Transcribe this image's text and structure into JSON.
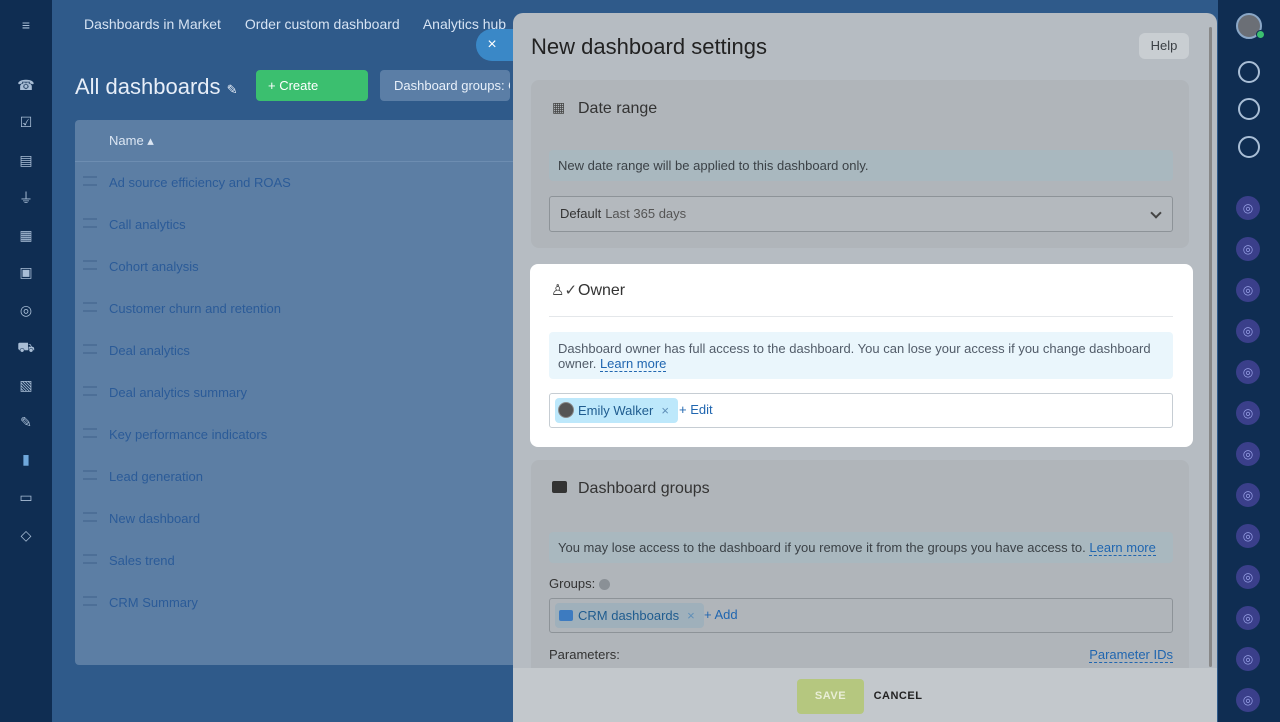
{
  "topnav": {
    "items": [
      "Dashboards in Market",
      "Order custom dashboard",
      "Analytics hub"
    ]
  },
  "page": {
    "title": "All dashboards",
    "create_label": "+ Create",
    "groups_filter_label": "Dashboard groups: C"
  },
  "table": {
    "header_name": "Name",
    "rows": [
      "Ad source efficiency and ROAS",
      "Call analytics",
      "Cohort analysis",
      "Customer churn and retention",
      "Deal analytics",
      "Deal analytics summary",
      "Key performance indicators",
      "Lead generation",
      "New dashboard",
      "Sales trend",
      "CRM Summary"
    ]
  },
  "panel": {
    "title": "New dashboard settings",
    "help_label": "Help",
    "close_glyph": "×"
  },
  "date_range": {
    "title": "Date range",
    "info": "New date range will be applied to this dashboard only.",
    "select_value": "Default",
    "select_sub": "Last 365 days"
  },
  "owner": {
    "title": "Owner",
    "info": "Dashboard owner has full access to the dashboard. You can lose your access if you change dashboard owner.",
    "learn_more": "Learn more",
    "chip_name": "Emily Walker",
    "chip_remove": "×",
    "edit_label": "+ Edit"
  },
  "groups": {
    "title": "Dashboard groups",
    "info": "You may lose access to the dashboard if you remove it from the groups you have access to.",
    "learn_more": "Learn more",
    "groups_label": "Groups:",
    "chip_name": "CRM dashboards",
    "chip_remove": "×",
    "add_label": "+ Add",
    "parameters_label": "Parameters:",
    "parameter_ids_label": "Parameter IDs"
  },
  "footer": {
    "save_label": "SAVE",
    "cancel_label": "CANCEL"
  },
  "colors": {
    "accent_green": "#3bbf6f",
    "link_blue": "#2066b0",
    "chip_blue": "#bde8fb"
  }
}
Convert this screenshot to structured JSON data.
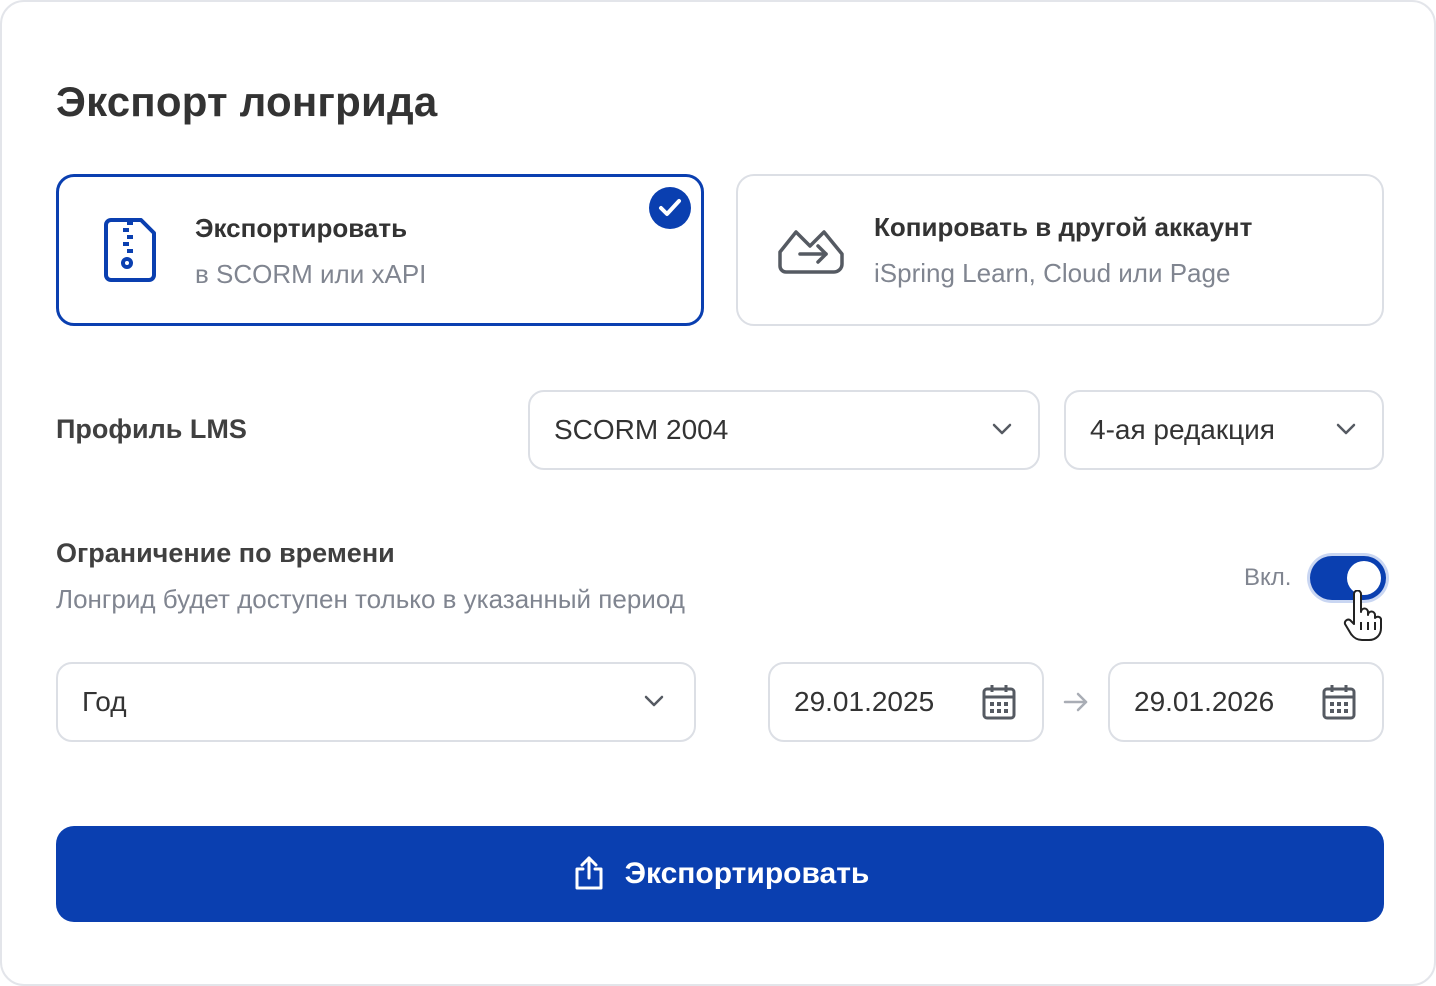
{
  "dialog": {
    "title": "Экспорт лонгрида"
  },
  "options": {
    "export": {
      "title": "Экспортировать",
      "subtitle": "в SCORM или xAPI",
      "icon": "zip-file-icon",
      "selected": true
    },
    "copy": {
      "title": "Копировать в другой аккаунт",
      "subtitle": "iSpring Learn, Cloud или Page",
      "icon": "share-export-icon",
      "selected": false
    }
  },
  "lms": {
    "label": "Профиль LMS",
    "profile": "SCORM 2004",
    "edition": "4-ая редакция"
  },
  "time_limit": {
    "title": "Ограничение по времени",
    "subtitle": "Лонгрид будет доступен только в указанный период",
    "toggle_label": "Вкл.",
    "enabled": true,
    "period": "Год",
    "date_from": "29.01.2025",
    "date_to": "29.01.2026"
  },
  "submit": {
    "label": "Экспортировать",
    "icon": "upload-icon"
  },
  "colors": {
    "accent": "#0a3fb0",
    "border": "#dcdfe5",
    "muted_text": "#808590"
  }
}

WHAT IS NEEDED: Transcribe the material exactly, leaving every picture out.

RESPONSE TO THIS EXERCISE:
Transcribe this image's text and structure into JSON.
{
  "topnav": {
    "items": [
      "Dashboards in Market",
      "Order custom dashboard",
      "Analytics hub"
    ]
  },
  "page": {
    "title": "All dashboards",
    "create_label": "+ Create",
    "groups_filter_label": "Dashboard groups: C"
  },
  "table": {
    "header_name": "Name",
    "rows": [
      "Ad source efficiency and ROAS",
      "Call analytics",
      "Cohort analysis",
      "Customer churn and retention",
      "Deal analytics",
      "Deal analytics summary",
      "Key performance indicators",
      "Lead generation",
      "New dashboard",
      "Sales trend",
      "CRM Summary"
    ]
  },
  "panel": {
    "title": "New dashboard settings",
    "help_label": "Help",
    "close_glyph": "×"
  },
  "date_range": {
    "title": "Date range",
    "info": "New date range will be applied to this dashboard only.",
    "select_value": "Default",
    "select_sub": "Last 365 days"
  },
  "owner": {
    "title": "Owner",
    "info": "Dashboard owner has full access to the dashboard. You can lose your access if you change dashboard owner.",
    "learn_more": "Learn more",
    "chip_name": "Emily Walker",
    "chip_remove": "×",
    "edit_label": "+ Edit"
  },
  "groups": {
    "title": "Dashboard groups",
    "info": "You may lose access to the dashboard if you remove it from the groups you have access to.",
    "learn_more": "Learn more",
    "groups_label": "Groups:",
    "chip_name": "CRM dashboards",
    "chip_remove": "×",
    "add_label": "+ Add",
    "parameters_label": "Parameters:",
    "parameter_ids_label": "Parameter IDs"
  },
  "footer": {
    "save_label": "SAVE",
    "cancel_label": "CANCEL"
  },
  "colors": {
    "accent_green": "#3bbf6f",
    "link_blue": "#2066b0",
    "chip_blue": "#bde8fb"
  }
}
Convert this screenshot to structured JSON data.
{
  "dialog": {
    "title": "Экспорт лонгрида"
  },
  "options": {
    "export": {
      "title": "Экспортировать",
      "subtitle": "в SCORM или xAPI",
      "icon": "zip-file-icon",
      "selected": true
    },
    "copy": {
      "title": "Копировать в другой аккаунт",
      "subtitle": "iSpring Learn, Cloud или Page",
      "icon": "share-export-icon",
      "selected": false
    }
  },
  "lms": {
    "label": "Профиль LMS",
    "profile": "SCORM 2004",
    "edition": "4-ая редакция"
  },
  "time_limit": {
    "title": "Ограничение по времени",
    "subtitle": "Лонгрид будет доступен только в указанный период",
    "toggle_label": "Вкл.",
    "enabled": true,
    "period": "Год",
    "date_from": "29.01.2025",
    "date_to": "29.01.2026"
  },
  "submit": {
    "label": "Экспортировать",
    "icon": "upload-icon"
  },
  "colors": {
    "accent": "#0a3fb0",
    "border": "#dcdfe5",
    "muted_text": "#808590"
  }
}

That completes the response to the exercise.